══ Material for the task

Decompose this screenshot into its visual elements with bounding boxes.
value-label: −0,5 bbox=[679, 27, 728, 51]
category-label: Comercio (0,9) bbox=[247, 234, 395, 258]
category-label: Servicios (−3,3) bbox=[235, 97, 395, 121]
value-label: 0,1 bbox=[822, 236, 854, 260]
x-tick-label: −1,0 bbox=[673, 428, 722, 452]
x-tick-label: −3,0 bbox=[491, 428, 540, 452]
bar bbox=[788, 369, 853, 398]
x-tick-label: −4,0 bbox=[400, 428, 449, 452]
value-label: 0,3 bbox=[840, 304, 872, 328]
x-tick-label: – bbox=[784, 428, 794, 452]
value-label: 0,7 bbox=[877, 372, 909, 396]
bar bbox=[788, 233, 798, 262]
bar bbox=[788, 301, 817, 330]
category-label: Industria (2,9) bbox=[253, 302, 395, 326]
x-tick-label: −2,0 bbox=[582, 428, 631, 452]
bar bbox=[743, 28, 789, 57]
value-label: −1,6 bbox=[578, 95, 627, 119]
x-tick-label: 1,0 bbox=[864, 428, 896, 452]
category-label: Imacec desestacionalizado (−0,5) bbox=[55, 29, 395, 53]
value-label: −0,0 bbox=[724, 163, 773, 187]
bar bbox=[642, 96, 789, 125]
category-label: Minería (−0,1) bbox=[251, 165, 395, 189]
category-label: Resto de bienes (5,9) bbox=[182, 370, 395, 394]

════

-- Direction --
Reproduce every line of the material above verbatim, in its original order.

-- In response --
Decompose this screenshot into its visual elements with bounding boxes.
value-label: −0,5 bbox=[679, 27, 728, 51]
category-label: Comercio (0,9) bbox=[247, 234, 395, 258]
category-label: Servicios (−3,3) bbox=[235, 97, 395, 121]
value-label: 0,1 bbox=[822, 236, 854, 260]
x-tick-label: −1,0 bbox=[673, 428, 722, 452]
x-tick-label: −3,0 bbox=[491, 428, 540, 452]
bar bbox=[788, 369, 853, 398]
x-tick-label: −4,0 bbox=[400, 428, 449, 452]
value-label: 0,3 bbox=[840, 304, 872, 328]
x-tick-label: – bbox=[784, 428, 794, 452]
value-label: 0,7 bbox=[877, 372, 909, 396]
bar bbox=[788, 233, 798, 262]
bar bbox=[788, 301, 817, 330]
category-label: Industria (2,9) bbox=[253, 302, 395, 326]
x-tick-label: −2,0 bbox=[582, 428, 631, 452]
bar bbox=[743, 28, 789, 57]
value-label: −1,6 bbox=[578, 95, 627, 119]
x-tick-label: 1,0 bbox=[864, 428, 896, 452]
category-label: Imacec desestacionalizado (−0,5) bbox=[55, 29, 395, 53]
value-label: −0,0 bbox=[724, 163, 773, 187]
bar bbox=[642, 96, 789, 125]
category-label: Minería (−0,1) bbox=[251, 165, 395, 189]
category-label: Resto de bienes (5,9) bbox=[182, 370, 395, 394]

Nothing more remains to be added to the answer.